[Annotations de mise en page d'images]
════
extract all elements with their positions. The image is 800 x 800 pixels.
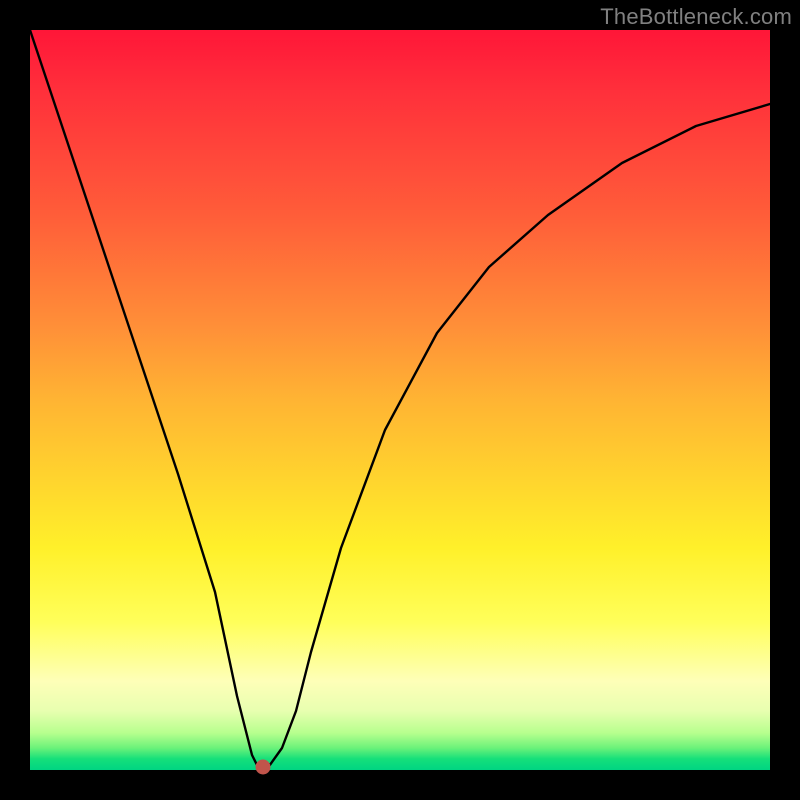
chart-frame: TheBottleneck.com (0, 0, 800, 800)
watermark-text: TheBottleneck.com (600, 4, 792, 30)
bottleneck-curve (30, 30, 770, 769)
optimal-marker (256, 760, 271, 775)
curve-svg (30, 30, 770, 770)
plot-area (30, 30, 770, 770)
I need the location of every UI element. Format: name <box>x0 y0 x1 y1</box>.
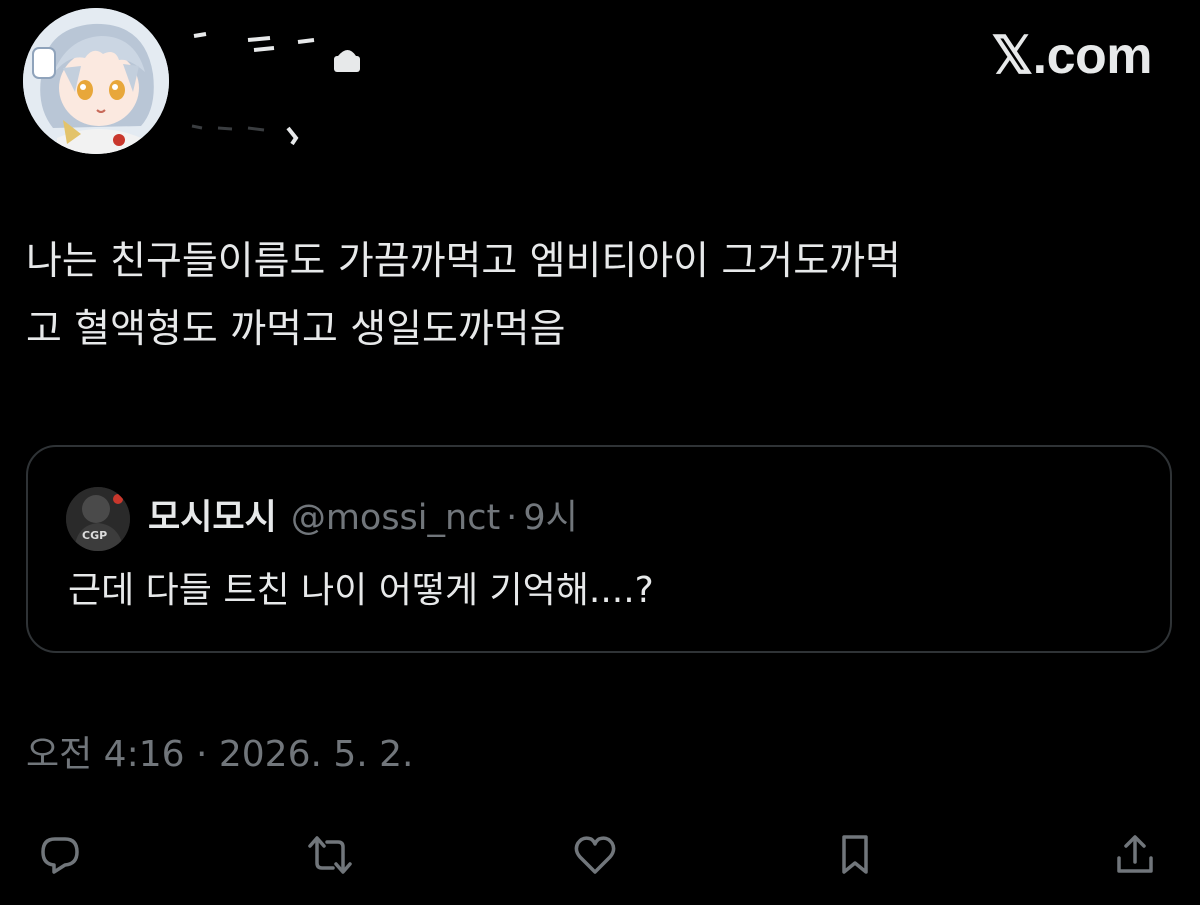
quoted-author-avatar[interactable]: CGP <box>66 487 130 551</box>
quoted-tweet-header: 모시모시 @mossi_nct · 9시 <box>148 493 578 543</box>
x-brand-label: 𝕏.com <box>991 27 1152 85</box>
tweet-timestamp[interactable]: 오전 4:16 · 2026. 5. 2. <box>26 730 414 780</box>
redacted-handle <box>191 124 299 146</box>
like-button[interactable] <box>565 825 625 885</box>
bookmark-button[interactable] <box>825 825 885 885</box>
quoted-tweet-card[interactable]: CGP 모시모시 @mossi_nct · 9시 근데 다들 트친 나이 어떻게… <box>26 445 1172 653</box>
redacted-display-name <box>193 32 360 72</box>
quoted-tweet-time[interactable]: 9시 <box>523 493 577 543</box>
retweet-icon <box>308 836 352 874</box>
header-separator: · <box>506 498 518 538</box>
quoted-avatar-caption: CGP <box>82 529 107 542</box>
bookmark-icon <box>842 835 868 874</box>
tweet-text: 나는 친구들이름도 가끔까먹고 엠비티아이 그거도까먹 고 혈액형도 까먹고 생… <box>26 239 901 352</box>
quoted-author-handle[interactable]: @mossi_nct <box>291 493 500 543</box>
retweet-button[interactable] <box>300 825 360 885</box>
share-icon <box>1117 835 1153 873</box>
reply-button[interactable] <box>30 825 90 885</box>
quoted-tweet-text: 근데 다들 트친 나이 어떻게 기억해....? <box>68 570 654 611</box>
reply-icon <box>41 837 79 874</box>
action-bar <box>0 825 1200 885</box>
author-avatar[interactable] <box>23 8 169 154</box>
heart-icon <box>574 836 616 874</box>
quoted-author-name[interactable]: 모시모시 <box>148 493 277 543</box>
share-button[interactable] <box>1105 825 1165 885</box>
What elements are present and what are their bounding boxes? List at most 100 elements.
════
» **Énoncé**
Recopiez tel quel le passage de la liste qui commence à la ligne contenant « quoted-author-avatar[interactable]: CGP <box>66 » et se termine à la ligne contenant « bookmark-button[interactable] <box>825 825 », ces deux lignes comprises.

» **Résultat**
quoted-author-avatar[interactable]: CGP <box>66 487 130 551</box>
quoted-tweet-header: 모시모시 @mossi_nct · 9시 <box>148 493 578 543</box>
x-brand-label: 𝕏.com <box>991 27 1152 85</box>
tweet-timestamp[interactable]: 오전 4:16 · 2026. 5. 2. <box>26 730 414 780</box>
redacted-handle <box>191 124 299 146</box>
like-button[interactable] <box>565 825 625 885</box>
bookmark-button[interactable] <box>825 825 885 885</box>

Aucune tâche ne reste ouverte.